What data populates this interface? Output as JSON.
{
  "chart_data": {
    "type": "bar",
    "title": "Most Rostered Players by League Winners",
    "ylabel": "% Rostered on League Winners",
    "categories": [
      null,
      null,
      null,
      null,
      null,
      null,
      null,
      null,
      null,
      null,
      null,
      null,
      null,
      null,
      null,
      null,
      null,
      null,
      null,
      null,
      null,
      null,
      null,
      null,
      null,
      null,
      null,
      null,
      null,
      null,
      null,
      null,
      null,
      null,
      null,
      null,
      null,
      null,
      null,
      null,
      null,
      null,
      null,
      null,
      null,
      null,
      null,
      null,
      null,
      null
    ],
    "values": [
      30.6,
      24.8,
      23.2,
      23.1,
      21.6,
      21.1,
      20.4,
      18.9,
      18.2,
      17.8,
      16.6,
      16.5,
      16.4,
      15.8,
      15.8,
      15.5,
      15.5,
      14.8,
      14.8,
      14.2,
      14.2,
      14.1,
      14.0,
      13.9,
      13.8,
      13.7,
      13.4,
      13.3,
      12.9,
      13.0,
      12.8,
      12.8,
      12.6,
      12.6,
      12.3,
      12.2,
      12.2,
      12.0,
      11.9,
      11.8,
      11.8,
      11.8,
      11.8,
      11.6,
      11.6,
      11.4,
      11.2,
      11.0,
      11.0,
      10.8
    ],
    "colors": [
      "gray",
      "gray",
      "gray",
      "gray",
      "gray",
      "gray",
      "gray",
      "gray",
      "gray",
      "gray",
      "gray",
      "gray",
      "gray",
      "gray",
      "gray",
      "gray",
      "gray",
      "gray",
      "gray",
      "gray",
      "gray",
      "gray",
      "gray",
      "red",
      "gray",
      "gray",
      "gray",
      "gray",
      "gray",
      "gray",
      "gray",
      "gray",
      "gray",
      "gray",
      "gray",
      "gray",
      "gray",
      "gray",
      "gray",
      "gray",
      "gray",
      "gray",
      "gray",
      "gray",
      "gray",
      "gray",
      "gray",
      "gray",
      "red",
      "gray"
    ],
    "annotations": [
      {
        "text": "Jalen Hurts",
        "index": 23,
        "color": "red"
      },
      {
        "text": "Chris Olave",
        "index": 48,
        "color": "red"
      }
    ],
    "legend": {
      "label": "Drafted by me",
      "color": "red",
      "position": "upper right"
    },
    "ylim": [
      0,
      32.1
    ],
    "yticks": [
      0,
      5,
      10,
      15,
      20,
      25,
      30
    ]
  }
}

→ **EXERCISE**
Exactly reproduce every record.

→ **RESULT BELOW**
What data populates this interface? Output as JSON.
{
  "chart_data": {
    "type": "bar",
    "title": "Most Rostered Players by League Winners",
    "ylabel": "% Rostered on League Winners",
    "categories": [
      null,
      null,
      null,
      null,
      null,
      null,
      null,
      null,
      null,
      null,
      null,
      null,
      null,
      null,
      null,
      null,
      null,
      null,
      null,
      null,
      null,
      null,
      null,
      null,
      null,
      null,
      null,
      null,
      null,
      null,
      null,
      null,
      null,
      null,
      null,
      null,
      null,
      null,
      null,
      null,
      null,
      null,
      null,
      null,
      null,
      null,
      null,
      null,
      null,
      null
    ],
    "values": [
      30.6,
      24.8,
      23.2,
      23.1,
      21.6,
      21.1,
      20.4,
      18.9,
      18.2,
      17.8,
      16.6,
      16.5,
      16.4,
      15.8,
      15.8,
      15.5,
      15.5,
      14.8,
      14.8,
      14.2,
      14.2,
      14.1,
      14.0,
      13.9,
      13.8,
      13.7,
      13.4,
      13.3,
      12.9,
      13.0,
      12.8,
      12.8,
      12.6,
      12.6,
      12.3,
      12.2,
      12.2,
      12.0,
      11.9,
      11.8,
      11.8,
      11.8,
      11.8,
      11.6,
      11.6,
      11.4,
      11.2,
      11.0,
      11.0,
      10.8
    ],
    "colors": [
      "gray",
      "gray",
      "gray",
      "gray",
      "gray",
      "gray",
      "gray",
      "gray",
      "gray",
      "gray",
      "gray",
      "gray",
      "gray",
      "gray",
      "gray",
      "gray",
      "gray",
      "gray",
      "gray",
      "gray",
      "gray",
      "gray",
      "gray",
      "red",
      "gray",
      "gray",
      "gray",
      "gray",
      "gray",
      "gray",
      "gray",
      "gray",
      "gray",
      "gray",
      "gray",
      "gray",
      "gray",
      "gray",
      "gray",
      "gray",
      "gray",
      "gray",
      "gray",
      "gray",
      "gray",
      "gray",
      "gray",
      "gray",
      "red",
      "gray"
    ],
    "annotations": [
      {
        "text": "Jalen Hurts",
        "index": 23,
        "color": "red"
      },
      {
        "text": "Chris Olave",
        "index": 48,
        "color": "red"
      }
    ],
    "legend": {
      "label": "Drafted by me",
      "color": "red",
      "position": "upper right"
    },
    "ylim": [
      0,
      32.1
    ],
    "yticks": [
      0,
      5,
      10,
      15,
      20,
      25,
      30
    ]
  }
}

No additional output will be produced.